◆ Description of the task ◆
Print, exactly and completely, every entry in the data.

#### Exercise data ####

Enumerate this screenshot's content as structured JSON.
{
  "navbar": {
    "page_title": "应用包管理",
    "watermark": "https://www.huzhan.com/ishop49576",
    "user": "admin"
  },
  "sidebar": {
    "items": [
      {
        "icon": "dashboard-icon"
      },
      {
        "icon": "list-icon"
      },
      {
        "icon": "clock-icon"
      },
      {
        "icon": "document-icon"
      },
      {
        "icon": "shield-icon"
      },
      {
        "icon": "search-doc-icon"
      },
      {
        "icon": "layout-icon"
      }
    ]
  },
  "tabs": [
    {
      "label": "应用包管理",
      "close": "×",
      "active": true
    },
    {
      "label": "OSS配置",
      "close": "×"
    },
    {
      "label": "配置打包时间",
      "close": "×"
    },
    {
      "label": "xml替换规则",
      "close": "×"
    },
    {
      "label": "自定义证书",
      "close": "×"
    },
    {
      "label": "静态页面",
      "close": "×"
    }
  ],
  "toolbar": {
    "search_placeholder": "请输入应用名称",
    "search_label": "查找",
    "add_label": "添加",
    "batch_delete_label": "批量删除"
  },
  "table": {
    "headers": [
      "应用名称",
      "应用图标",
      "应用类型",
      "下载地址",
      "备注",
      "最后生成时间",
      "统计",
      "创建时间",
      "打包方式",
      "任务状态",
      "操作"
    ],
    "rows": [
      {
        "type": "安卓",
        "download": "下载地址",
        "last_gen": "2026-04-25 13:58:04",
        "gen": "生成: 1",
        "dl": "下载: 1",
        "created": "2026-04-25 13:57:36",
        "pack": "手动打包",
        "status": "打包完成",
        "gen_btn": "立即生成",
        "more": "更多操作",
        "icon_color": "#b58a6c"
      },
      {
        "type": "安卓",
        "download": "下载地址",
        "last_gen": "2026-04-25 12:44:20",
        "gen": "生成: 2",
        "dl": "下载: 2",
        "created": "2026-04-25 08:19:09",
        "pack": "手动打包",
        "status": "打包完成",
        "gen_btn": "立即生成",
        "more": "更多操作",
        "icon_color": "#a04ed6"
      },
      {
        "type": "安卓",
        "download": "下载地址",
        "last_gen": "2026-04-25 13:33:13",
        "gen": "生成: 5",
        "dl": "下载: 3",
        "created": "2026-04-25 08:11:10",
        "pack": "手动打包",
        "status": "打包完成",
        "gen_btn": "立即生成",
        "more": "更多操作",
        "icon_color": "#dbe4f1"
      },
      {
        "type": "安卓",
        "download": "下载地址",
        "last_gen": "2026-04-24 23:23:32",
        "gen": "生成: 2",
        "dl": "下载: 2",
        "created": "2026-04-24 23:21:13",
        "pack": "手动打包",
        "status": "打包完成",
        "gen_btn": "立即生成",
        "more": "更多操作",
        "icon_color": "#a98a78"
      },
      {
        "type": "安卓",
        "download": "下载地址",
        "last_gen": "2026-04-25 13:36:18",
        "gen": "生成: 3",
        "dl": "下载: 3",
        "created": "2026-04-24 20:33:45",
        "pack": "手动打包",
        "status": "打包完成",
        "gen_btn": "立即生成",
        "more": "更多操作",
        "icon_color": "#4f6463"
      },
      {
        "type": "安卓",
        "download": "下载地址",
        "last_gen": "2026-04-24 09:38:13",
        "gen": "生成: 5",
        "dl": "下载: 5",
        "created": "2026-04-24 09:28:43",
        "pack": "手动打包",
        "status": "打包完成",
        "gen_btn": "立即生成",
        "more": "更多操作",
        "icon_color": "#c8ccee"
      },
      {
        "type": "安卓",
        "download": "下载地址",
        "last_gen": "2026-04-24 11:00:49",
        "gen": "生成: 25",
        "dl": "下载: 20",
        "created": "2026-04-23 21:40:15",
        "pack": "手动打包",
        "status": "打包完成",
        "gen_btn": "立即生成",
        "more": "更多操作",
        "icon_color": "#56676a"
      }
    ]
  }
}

####

◆ Answer ◆
Enumerate this screenshot's content as structured JSON.
{
  "navbar": {
    "page_title": "应用包管理",
    "watermark": "https://www.huzhan.com/ishop49576",
    "user": "admin"
  },
  "sidebar": {
    "items": [
      {
        "icon": "dashboard-icon"
      },
      {
        "icon": "list-icon"
      },
      {
        "icon": "clock-icon"
      },
      {
        "icon": "document-icon"
      },
      {
        "icon": "shield-icon"
      },
      {
        "icon": "search-doc-icon"
      },
      {
        "icon": "layout-icon"
      }
    ]
  },
  "tabs": [
    {
      "label": "应用包管理",
      "close": "×",
      "active": true
    },
    {
      "label": "OSS配置",
      "close": "×"
    },
    {
      "label": "配置打包时间",
      "close": "×"
    },
    {
      "label": "xml替换规则",
      "close": "×"
    },
    {
      "label": "自定义证书",
      "close": "×"
    },
    {
      "label": "静态页面",
      "close": "×"
    }
  ],
  "toolbar": {
    "search_placeholder": "请输入应用名称",
    "search_label": "查找",
    "add_label": "添加",
    "batch_delete_label": "批量删除"
  },
  "table": {
    "headers": [
      "应用名称",
      "应用图标",
      "应用类型",
      "下载地址",
      "备注",
      "最后生成时间",
      "统计",
      "创建时间",
      "打包方式",
      "任务状态",
      "操作"
    ],
    "rows": [
      {
        "type": "安卓",
        "download": "下载地址",
        "last_gen": "2026-04-25 13:58:04",
        "gen": "生成: 1",
        "dl": "下载: 1",
        "created": "2026-04-25 13:57:36",
        "pack": "手动打包",
        "status": "打包完成",
        "gen_btn": "立即生成",
        "more": "更多操作",
        "icon_color": "#b58a6c"
      },
      {
        "type": "安卓",
        "download": "下载地址",
        "last_gen": "2026-04-25 12:44:20",
        "gen": "生成: 2",
        "dl": "下载: 2",
        "created": "2026-04-25 08:19:09",
        "pack": "手动打包",
        "status": "打包完成",
        "gen_btn": "立即生成",
        "more": "更多操作",
        "icon_color": "#a04ed6"
      },
      {
        "type": "安卓",
        "download": "下载地址",
        "last_gen": "2026-04-25 13:33:13",
        "gen": "生成: 5",
        "dl": "下载: 3",
        "created": "2026-04-25 08:11:10",
        "pack": "手动打包",
        "status": "打包完成",
        "gen_btn": "立即生成",
        "more": "更多操作",
        "icon_color": "#dbe4f1"
      },
      {
        "type": "安卓",
        "download": "下载地址",
        "last_gen": "2026-04-24 23:23:32",
        "gen": "生成: 2",
        "dl": "下载: 2",
        "created": "2026-04-24 23:21:13",
        "pack": "手动打包",
        "status": "打包完成",
        "gen_btn": "立即生成",
        "more": "更多操作",
        "icon_color": "#a98a78"
      },
      {
        "type": "安卓",
        "download": "下载地址",
        "last_gen": "2026-04-25 13:36:18",
        "gen": "生成: 3",
        "dl": "下载: 3",
        "created": "2026-04-24 20:33:45",
        "pack": "手动打包",
        "status": "打包完成",
        "gen_btn": "立即生成",
        "more": "更多操作",
        "icon_color": "#4f6463"
      },
      {
        "type": "安卓",
        "download": "下载地址",
        "last_gen": "2026-04-24 09:38:13",
        "gen": "生成: 5",
        "dl": "下载: 5",
        "created": "2026-04-24 09:28:43",
        "pack": "手动打包",
        "status": "打包完成",
        "gen_btn": "立即生成",
        "more": "更多操作",
        "icon_color": "#c8ccee"
      },
      {
        "type": "安卓",
        "download": "下载地址",
        "last_gen": "2026-04-24 11:00:49",
        "gen": "生成: 25",
        "dl": "下载: 20",
        "created": "2026-04-23 21:40:15",
        "pack": "手动打包",
        "status": "打包完成",
        "gen_btn": "立即生成",
        "more": "更多操作",
        "icon_color": "#56676a"
      }
    ]
  }
}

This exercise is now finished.